A run of records
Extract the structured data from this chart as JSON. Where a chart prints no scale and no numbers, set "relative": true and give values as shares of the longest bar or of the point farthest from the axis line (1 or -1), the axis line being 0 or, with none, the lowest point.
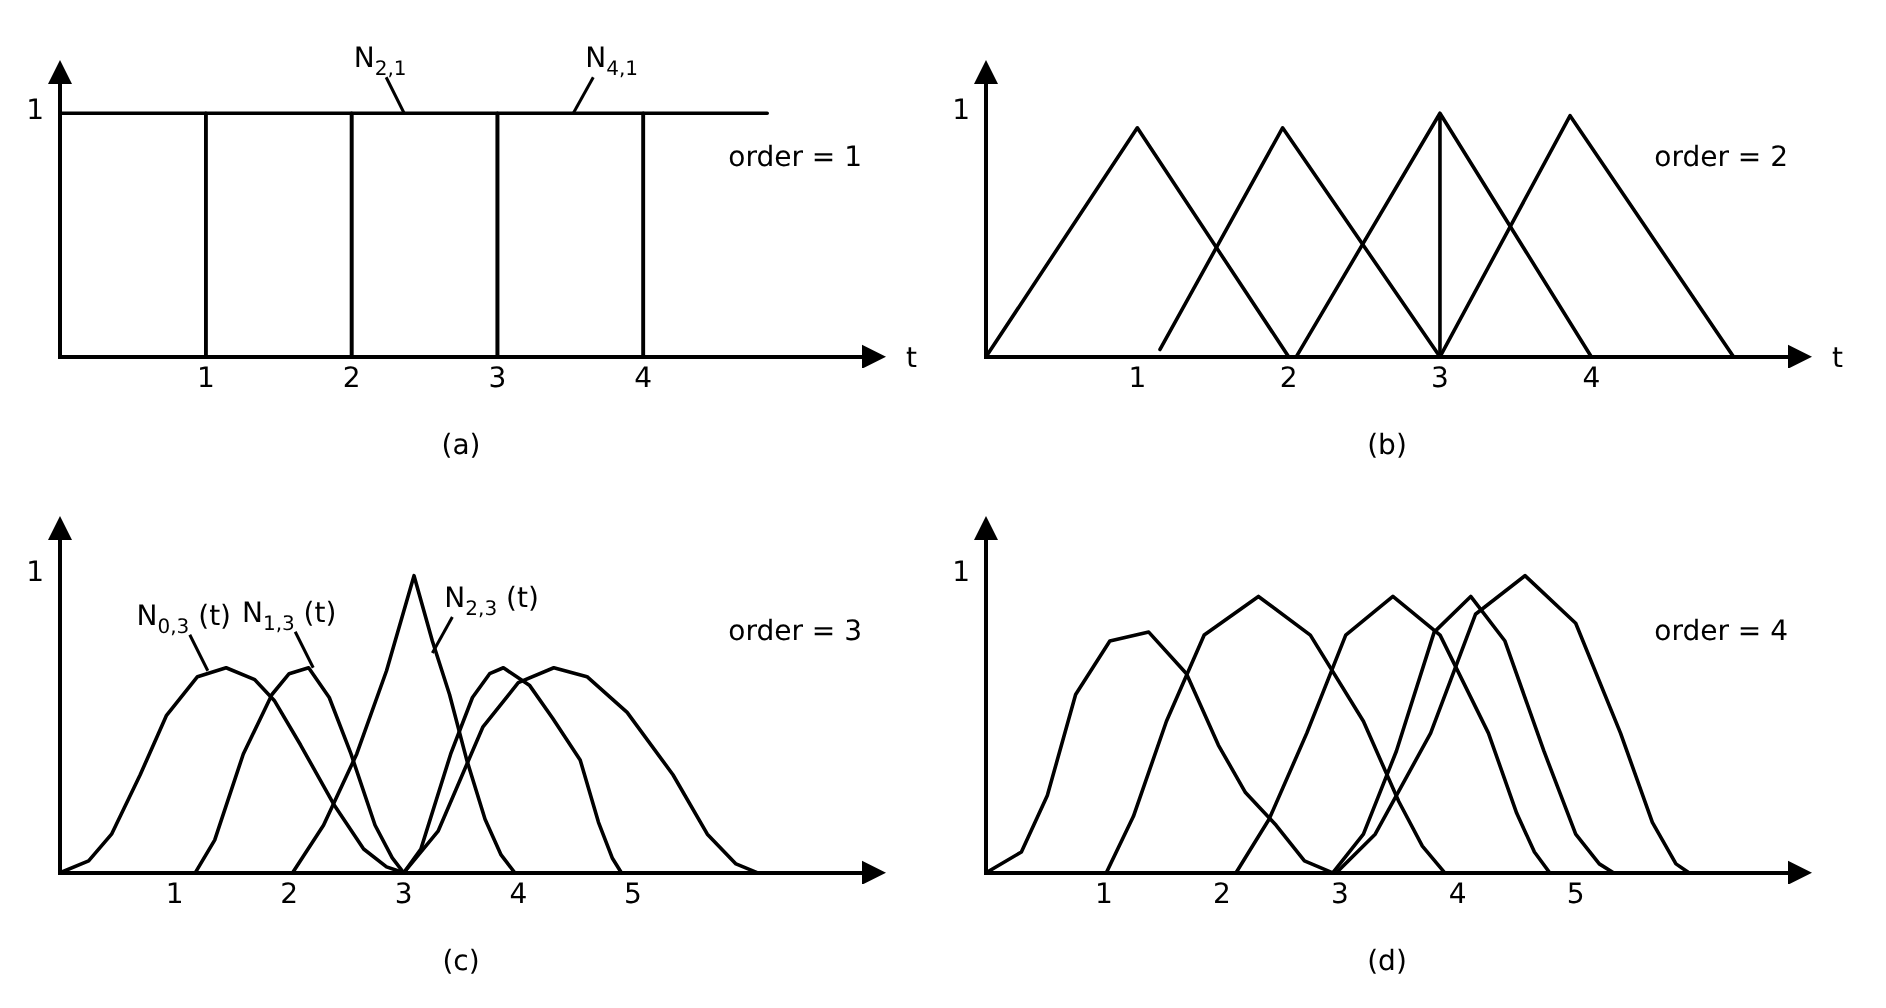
{
  "chart_data": [
    {
      "type": "line",
      "title": "(a)",
      "xlabel": "t",
      "xlim": [
        0,
        5.5
      ],
      "xticks": [
        1,
        2,
        3,
        4
      ],
      "relative": true,
      "marker": "none",
      "annotations": [
        "1",
        "order = 1",
        {
          "text": "N$_{2,1}$",
          "x": 2.36,
          "y": 1
        },
        {
          "text": "N$_{4,1}$",
          "x": 3.52,
          "y": 1
        }
      ],
      "series": [
        {
          "color": "#000000",
          "x": [
            0,
            0,
            1,
            1
          ],
          "values": [
            0,
            1,
            1,
            0
          ]
        },
        {
          "color": "#000000",
          "x": [
            1,
            1,
            2,
            2
          ],
          "values": [
            0,
            1,
            1,
            0
          ]
        },
        {
          "color": "#000000",
          "x": [
            2,
            2,
            3,
            3
          ],
          "values": [
            0,
            1,
            1,
            0
          ]
        },
        {
          "color": "#000000",
          "x": [
            3,
            3,
            4,
            4
          ],
          "values": [
            0,
            1,
            1,
            0
          ]
        },
        {
          "color": "#000000",
          "x": [
            4,
            4,
            4.85
          ],
          "values": [
            0,
            1,
            1
          ]
        }
      ]
    },
    {
      "type": "line",
      "title": "(b)",
      "xlabel": "t",
      "xlim": [
        0,
        5.3
      ],
      "xticks": [
        1,
        2,
        3,
        4
      ],
      "relative": true,
      "marker": "none",
      "annotations": [
        "1",
        "order = 2"
      ],
      "series": [
        {
          "color": "#000000",
          "x": [
            0,
            1,
            2
          ],
          "values": [
            0,
            0.94,
            0
          ]
        },
        {
          "color": "#000000",
          "x": [
            1.15,
            1.96,
            3
          ],
          "values": [
            0.03,
            0.94,
            0
          ]
        },
        {
          "color": "#000000",
          "x": [
            2.05,
            3,
            3,
            3,
            4
          ],
          "values": [
            0,
            1,
            0,
            1,
            0
          ]
        },
        {
          "color": "#000000",
          "x": [
            3,
            3.86,
            4.94
          ],
          "values": [
            0,
            0.99,
            0
          ]
        }
      ]
    },
    {
      "type": "line",
      "title": "(c)",
      "xlim": [
        0,
        7
      ],
      "xticks": [
        1,
        2,
        3,
        4,
        5
      ],
      "relative": true,
      "marker": "none",
      "annotations": [
        "1",
        "order = 3",
        {
          "text": "N$_{0,3}$ (t)",
          "x": 1.29,
          "y": 0.68
        },
        {
          "text": "N$_{1,3}$ (t)",
          "x": 2.21,
          "y": 0.69
        },
        {
          "text": "N$_{2,3}$ (t)",
          "x": 3.25,
          "y": 0.74
        }
      ],
      "series": [
        {
          "color": "#000000",
          "x": [
            0,
            0.25,
            0.45,
            0.7,
            0.93,
            1.2,
            1.45,
            1.7,
            1.87,
            2.1,
            2.39,
            2.65,
            2.85,
            3
          ],
          "values": [
            0,
            0.04,
            0.13,
            0.33,
            0.53,
            0.66,
            0.69,
            0.65,
            0.58,
            0.43,
            0.23,
            0.08,
            0.02,
            0
          ]
        },
        {
          "color": "#000000",
          "x": [
            1.18,
            1.35,
            1.6,
            1.85,
            2,
            2.17,
            2.35,
            2.54,
            2.75,
            2.9,
            3
          ],
          "values": [
            0,
            0.11,
            0.4,
            0.6,
            0.67,
            0.69,
            0.59,
            0.4,
            0.16,
            0.05,
            0
          ]
        },
        {
          "color": "#000000",
          "x": [
            2.03,
            2.3,
            2.59,
            2.85,
            3.09,
            3.25,
            3.4,
            3.55,
            3.71,
            3.85,
            3.97
          ],
          "values": [
            0,
            0.16,
            0.4,
            0.68,
            1,
            0.78,
            0.6,
            0.38,
            0.18,
            0.06,
            0
          ]
        },
        {
          "color": "#000000",
          "x": [
            3,
            3.15,
            3.41,
            3.6,
            3.75,
            3.87,
            4.1,
            4.3,
            4.54,
            4.7,
            4.82,
            4.9
          ],
          "values": [
            0,
            0.08,
            0.4,
            0.59,
            0.67,
            0.69,
            0.63,
            0.52,
            0.38,
            0.17,
            0.05,
            0
          ]
        },
        {
          "color": "#000000",
          "x": [
            3,
            3.3,
            3.69,
            4,
            4.31,
            4.6,
            4.95,
            5.35,
            5.65,
            5.9,
            6.09
          ],
          "values": [
            0,
            0.14,
            0.49,
            0.64,
            0.69,
            0.66,
            0.54,
            0.33,
            0.13,
            0.03,
            0
          ]
        }
      ]
    },
    {
      "type": "line",
      "title": "(d)",
      "xlim": [
        0,
        6.8
      ],
      "xticks": [
        1,
        2,
        3,
        4,
        5
      ],
      "relative": true,
      "marker": "none",
      "annotations": [
        "1",
        "order = 4"
      ],
      "series": [
        {
          "color": "#000000",
          "x": [
            0,
            0.3,
            0.52,
            0.76,
            1.05,
            1.38,
            1.7,
            1.97,
            2.2,
            2.46,
            2.7,
            2.94
          ],
          "values": [
            0,
            0.07,
            0.26,
            0.6,
            0.78,
            0.81,
            0.67,
            0.43,
            0.27,
            0.16,
            0.04,
            0
          ]
        },
        {
          "color": "#000000",
          "x": [
            1.02,
            1.25,
            1.53,
            1.85,
            2.31,
            2.75,
            3.2,
            3.5,
            3.7,
            3.89
          ],
          "values": [
            0,
            0.19,
            0.51,
            0.8,
            0.93,
            0.8,
            0.51,
            0.24,
            0.09,
            0
          ]
        },
        {
          "color": "#000000",
          "x": [
            2.12,
            2.4,
            2.72,
            3.05,
            3.45,
            3.85,
            4.26,
            4.5,
            4.65,
            4.78
          ],
          "values": [
            0,
            0.18,
            0.47,
            0.8,
            0.93,
            0.8,
            0.47,
            0.2,
            0.07,
            0
          ]
        },
        {
          "color": "#000000",
          "x": [
            2.94,
            3.2,
            3.48,
            3.8,
            4.11,
            4.4,
            4.73,
            5,
            5.2,
            5.32
          ],
          "values": [
            0,
            0.13,
            0.41,
            0.81,
            0.93,
            0.78,
            0.41,
            0.13,
            0.03,
            0
          ]
        },
        {
          "color": "#000000",
          "x": [
            2.97,
            3.3,
            3.77,
            4.15,
            4.57,
            5,
            5.38,
            5.65,
            5.85,
            5.96
          ],
          "values": [
            0,
            0.13,
            0.47,
            0.87,
            1,
            0.84,
            0.47,
            0.17,
            0.03,
            0
          ]
        }
      ]
    }
  ]
}
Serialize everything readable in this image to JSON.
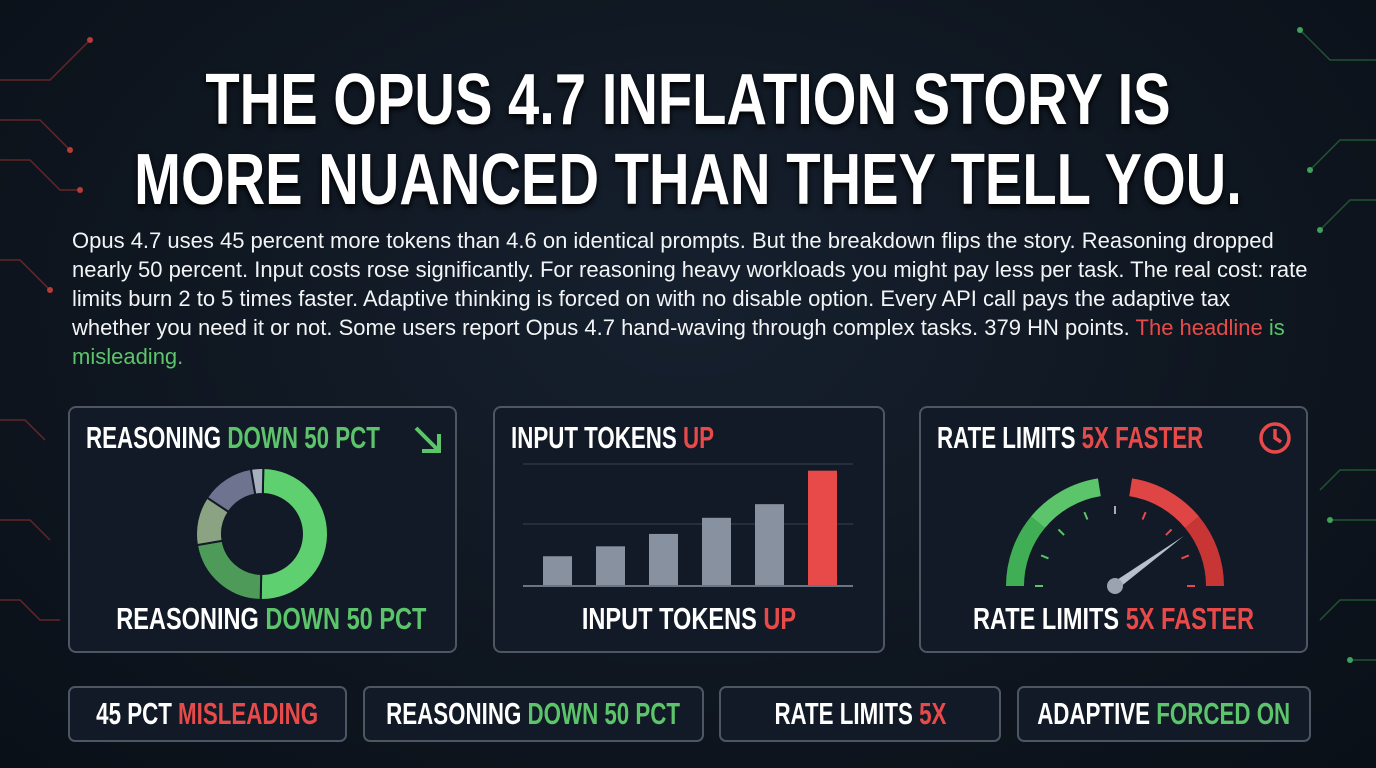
{
  "headline": {
    "line1": "THE OPUS 4.7 INFLATION STORY IS",
    "line2": "MORE NUANCED THAN THEY TELL YOU."
  },
  "body": {
    "text": "Opus 4.7 uses 45 percent more tokens than 4.6 on identical prompts. But the breakdown flips the story. Reasoning dropped nearly 50 percent. Input costs rose significantly. For reasoning heavy workloads you might pay less per task. The real cost: rate limits burn 2 to 5 times faster. Adaptive thinking is forced on with no disable option. Every API call pays the adaptive tax whether you need it or not. Some users report Opus 4.7 hand-waving through complex tasks. 379 HN points. ",
    "highlight_red": "The headline",
    "highlight_green": " is misleading."
  },
  "colors": {
    "red": "#e84a4a",
    "green": "#5cc46a",
    "panel_border": "#4d5663",
    "bar_gray": "#8791a0"
  },
  "panels": [
    {
      "title_a": "REASONING ",
      "title_b": "DOWN 50 PCT",
      "caption_a": "REASONING ",
      "caption_b": "DOWN 50 PCT",
      "icon": "arrow-down-right-icon",
      "donut": [
        {
          "share": 0.5,
          "color": "#5fd070"
        },
        {
          "share": 0.22,
          "color": "#4e9a58"
        },
        {
          "share": 0.12,
          "color": "#8ba383"
        },
        {
          "share": 0.13,
          "color": "#6e7490"
        },
        {
          "share": 0.03,
          "color": "#a7b0bc"
        }
      ]
    },
    {
      "title_a": "INPUT TOKENS ",
      "title_b": "UP",
      "caption_a": "INPUT TOKENS ",
      "caption_b": "UP",
      "bars": [
        0.24,
        0.32,
        0.42,
        0.55,
        0.66,
        0.93
      ]
    },
    {
      "title_a": "RATE LIMITS ",
      "title_b": "5X FASTER",
      "caption_a": "RATE LIMITS ",
      "caption_b": "5X FASTER",
      "icon": "clock-icon",
      "gauge_level": 0.8
    }
  ],
  "pills": [
    {
      "a": "45 PCT ",
      "b": "MISLEADING",
      "b_color": "red"
    },
    {
      "a": "REASONING ",
      "b": "DOWN 50 PCT",
      "b_color": "green"
    },
    {
      "a": "RATE LIMITS ",
      "b": "5X",
      "b_color": "red"
    },
    {
      "a": "ADAPTIVE ",
      "b": "FORCED ON",
      "b_color": "green"
    }
  ]
}
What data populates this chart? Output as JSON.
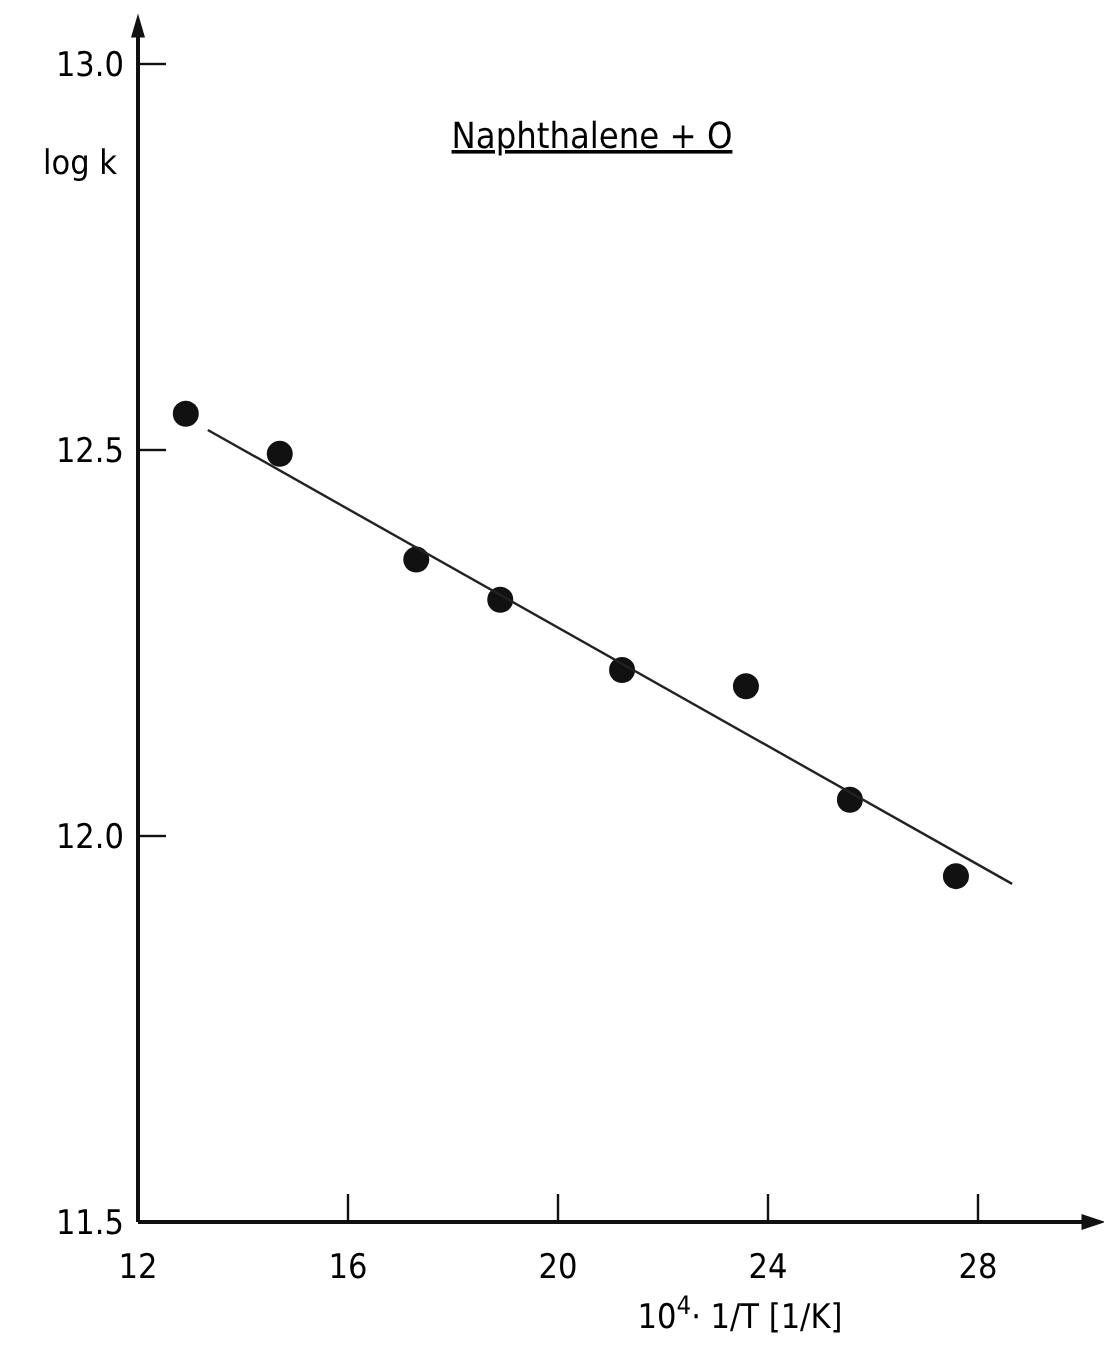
{
  "chart_data": {
    "type": "scatter",
    "title": "Naphthalene + O",
    "xlabel": "10$^{4}$· 1/T [1/K]",
    "ylabel": "log k",
    "xlim": [
      12,
      30.2
    ],
    "ylim": [
      11.5,
      13.05
    ],
    "xticks": [
      12,
      16,
      20,
      24,
      28
    ],
    "yticks": [
      {
        "value": 11.5,
        "label": "11.5"
      },
      {
        "value": 12,
        "label": "12.0"
      },
      {
        "value": 12.5,
        "label": "12.5"
      },
      {
        "value": 13,
        "label": "13.0"
      }
    ],
    "grid": false,
    "marker": "circle",
    "series": [
      {
        "color": "#111111",
        "x": [
          12.91,
          14.7,
          17.3,
          18.9,
          21.22,
          23.58,
          25.56,
          27.58
        ],
        "values": [
          12.547,
          12.495,
          12.358,
          12.306,
          12.215,
          12.194,
          12.047,
          11.948
        ]
      },
      {
        "type": "line",
        "color": "#222222",
        "marker": "none",
        "line_style": "solid",
        "x": [
          13.33,
          28.65
        ],
        "values": [
          12.526,
          11.938
        ]
      }
    ]
  }
}
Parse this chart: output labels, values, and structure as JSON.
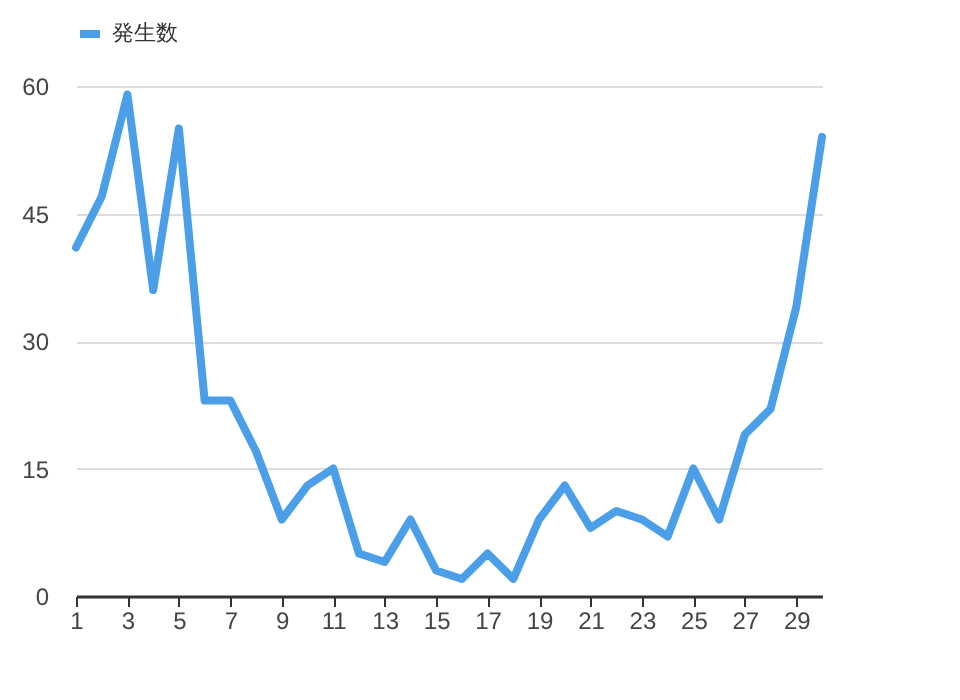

WRITTEN EXERCISE -
Say how many lines in the entries contain the string "JSON", and say nothing else.

RESULT FOR THIS TASK -
4